**Dataset entries on figures:**

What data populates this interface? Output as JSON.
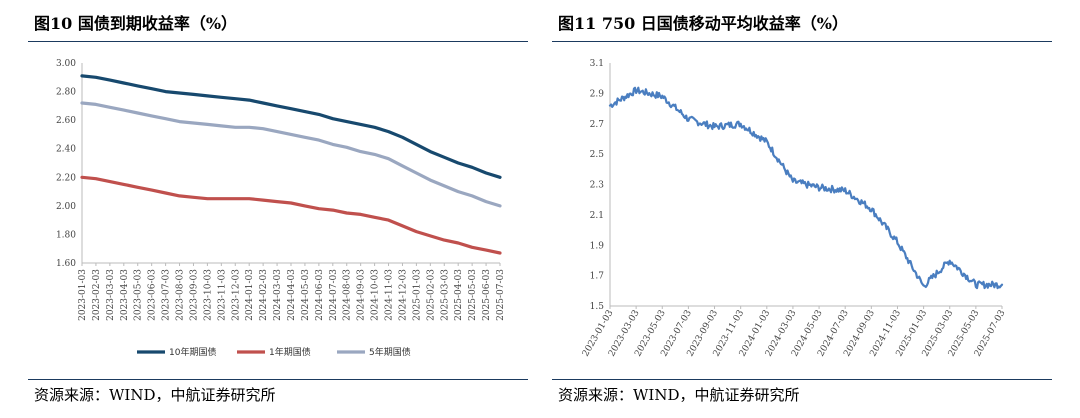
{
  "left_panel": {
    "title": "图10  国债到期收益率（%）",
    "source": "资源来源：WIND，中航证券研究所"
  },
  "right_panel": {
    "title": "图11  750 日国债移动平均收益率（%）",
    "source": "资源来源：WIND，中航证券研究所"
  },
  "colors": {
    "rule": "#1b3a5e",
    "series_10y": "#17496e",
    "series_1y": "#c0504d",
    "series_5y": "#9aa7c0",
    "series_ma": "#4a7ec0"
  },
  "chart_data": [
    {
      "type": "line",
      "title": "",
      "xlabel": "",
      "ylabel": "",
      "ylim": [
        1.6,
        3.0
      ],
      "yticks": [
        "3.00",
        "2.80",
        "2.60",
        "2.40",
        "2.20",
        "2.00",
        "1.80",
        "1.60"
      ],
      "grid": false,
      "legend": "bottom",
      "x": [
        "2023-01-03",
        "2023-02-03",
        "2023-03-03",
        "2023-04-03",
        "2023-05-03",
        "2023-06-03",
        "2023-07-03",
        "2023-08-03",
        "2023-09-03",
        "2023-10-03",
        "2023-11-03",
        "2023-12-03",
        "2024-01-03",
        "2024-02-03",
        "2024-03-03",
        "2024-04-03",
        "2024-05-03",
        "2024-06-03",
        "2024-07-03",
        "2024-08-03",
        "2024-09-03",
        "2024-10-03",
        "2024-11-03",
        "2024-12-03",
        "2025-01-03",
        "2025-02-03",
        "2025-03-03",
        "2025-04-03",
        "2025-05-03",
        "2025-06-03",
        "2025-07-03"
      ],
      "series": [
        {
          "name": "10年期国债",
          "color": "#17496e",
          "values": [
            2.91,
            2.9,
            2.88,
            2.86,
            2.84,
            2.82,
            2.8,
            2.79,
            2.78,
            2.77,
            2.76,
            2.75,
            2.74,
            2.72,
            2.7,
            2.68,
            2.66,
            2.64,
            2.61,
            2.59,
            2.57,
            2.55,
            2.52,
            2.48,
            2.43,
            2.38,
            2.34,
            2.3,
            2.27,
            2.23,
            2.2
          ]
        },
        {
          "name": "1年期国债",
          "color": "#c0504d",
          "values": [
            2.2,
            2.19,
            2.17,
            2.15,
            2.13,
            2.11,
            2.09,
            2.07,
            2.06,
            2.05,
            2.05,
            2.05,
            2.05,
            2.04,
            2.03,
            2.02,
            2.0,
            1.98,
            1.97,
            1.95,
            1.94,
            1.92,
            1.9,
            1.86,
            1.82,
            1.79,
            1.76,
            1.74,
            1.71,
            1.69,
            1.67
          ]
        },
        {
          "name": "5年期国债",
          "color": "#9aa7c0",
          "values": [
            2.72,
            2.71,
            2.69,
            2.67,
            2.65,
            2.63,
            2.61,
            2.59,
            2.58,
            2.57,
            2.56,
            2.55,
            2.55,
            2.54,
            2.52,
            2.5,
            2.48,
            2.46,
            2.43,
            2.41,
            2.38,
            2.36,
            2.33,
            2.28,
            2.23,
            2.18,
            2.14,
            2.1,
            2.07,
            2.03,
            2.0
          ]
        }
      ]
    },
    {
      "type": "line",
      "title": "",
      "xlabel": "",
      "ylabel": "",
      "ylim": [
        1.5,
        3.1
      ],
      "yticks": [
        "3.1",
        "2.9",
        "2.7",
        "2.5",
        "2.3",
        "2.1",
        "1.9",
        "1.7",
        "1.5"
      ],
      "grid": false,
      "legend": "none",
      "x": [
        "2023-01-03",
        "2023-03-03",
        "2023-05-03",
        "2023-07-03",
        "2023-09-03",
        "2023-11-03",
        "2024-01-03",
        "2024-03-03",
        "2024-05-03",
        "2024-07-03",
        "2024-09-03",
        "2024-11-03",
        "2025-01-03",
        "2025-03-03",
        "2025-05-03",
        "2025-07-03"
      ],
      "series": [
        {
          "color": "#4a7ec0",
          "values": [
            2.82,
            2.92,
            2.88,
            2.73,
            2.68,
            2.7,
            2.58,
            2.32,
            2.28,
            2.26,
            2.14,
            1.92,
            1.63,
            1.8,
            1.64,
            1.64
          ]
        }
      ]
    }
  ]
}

---

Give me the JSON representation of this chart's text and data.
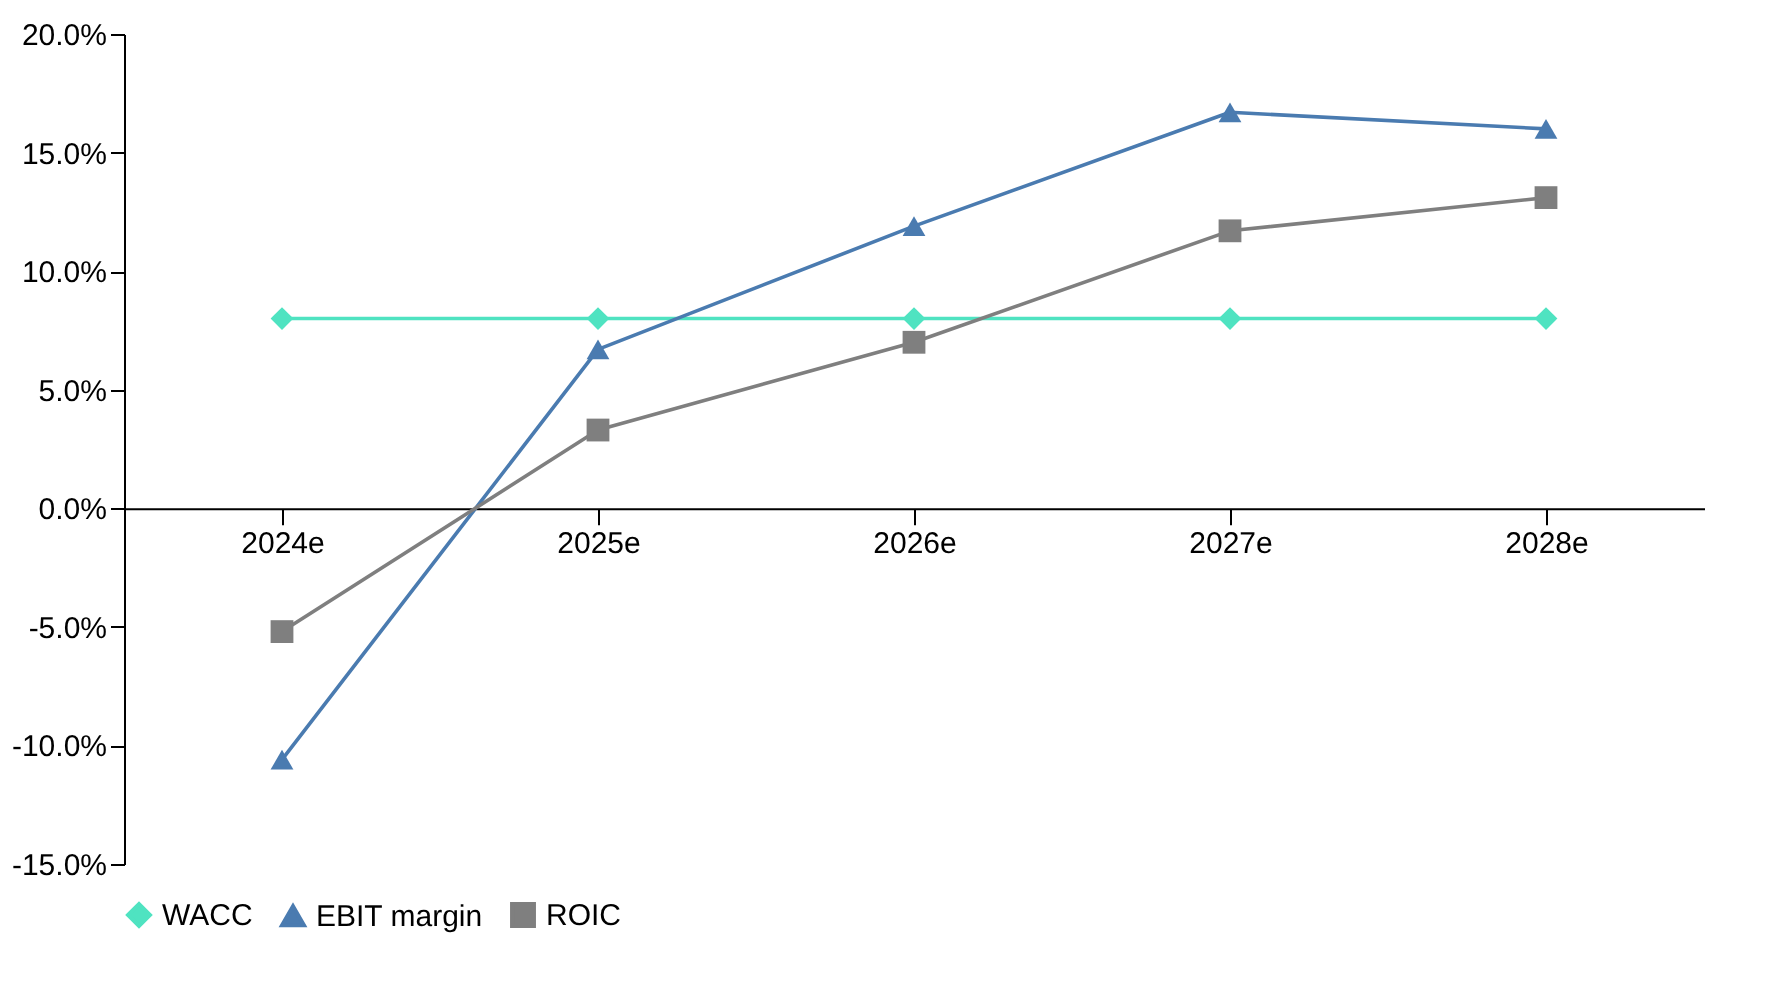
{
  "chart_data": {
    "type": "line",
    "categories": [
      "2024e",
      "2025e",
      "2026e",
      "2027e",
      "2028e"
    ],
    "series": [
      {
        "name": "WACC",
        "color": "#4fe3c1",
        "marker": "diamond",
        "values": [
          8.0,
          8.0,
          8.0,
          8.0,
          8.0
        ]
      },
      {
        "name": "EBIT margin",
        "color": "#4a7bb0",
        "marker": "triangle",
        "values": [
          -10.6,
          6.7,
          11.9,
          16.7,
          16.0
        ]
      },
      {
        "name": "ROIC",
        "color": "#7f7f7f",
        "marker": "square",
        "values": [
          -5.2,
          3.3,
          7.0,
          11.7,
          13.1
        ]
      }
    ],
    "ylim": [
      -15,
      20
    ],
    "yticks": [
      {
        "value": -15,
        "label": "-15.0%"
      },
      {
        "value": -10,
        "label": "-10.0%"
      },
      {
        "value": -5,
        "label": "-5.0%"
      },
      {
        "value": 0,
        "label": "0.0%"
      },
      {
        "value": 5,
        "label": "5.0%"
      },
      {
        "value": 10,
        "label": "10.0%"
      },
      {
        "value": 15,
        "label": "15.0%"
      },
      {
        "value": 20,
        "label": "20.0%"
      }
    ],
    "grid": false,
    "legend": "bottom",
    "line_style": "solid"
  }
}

**Stated task:** Collect, from the material above, every line containing the word "marker".

**Response below:**
        "marker": "diamond",
        "marker": "triangle",
        "marker": "square",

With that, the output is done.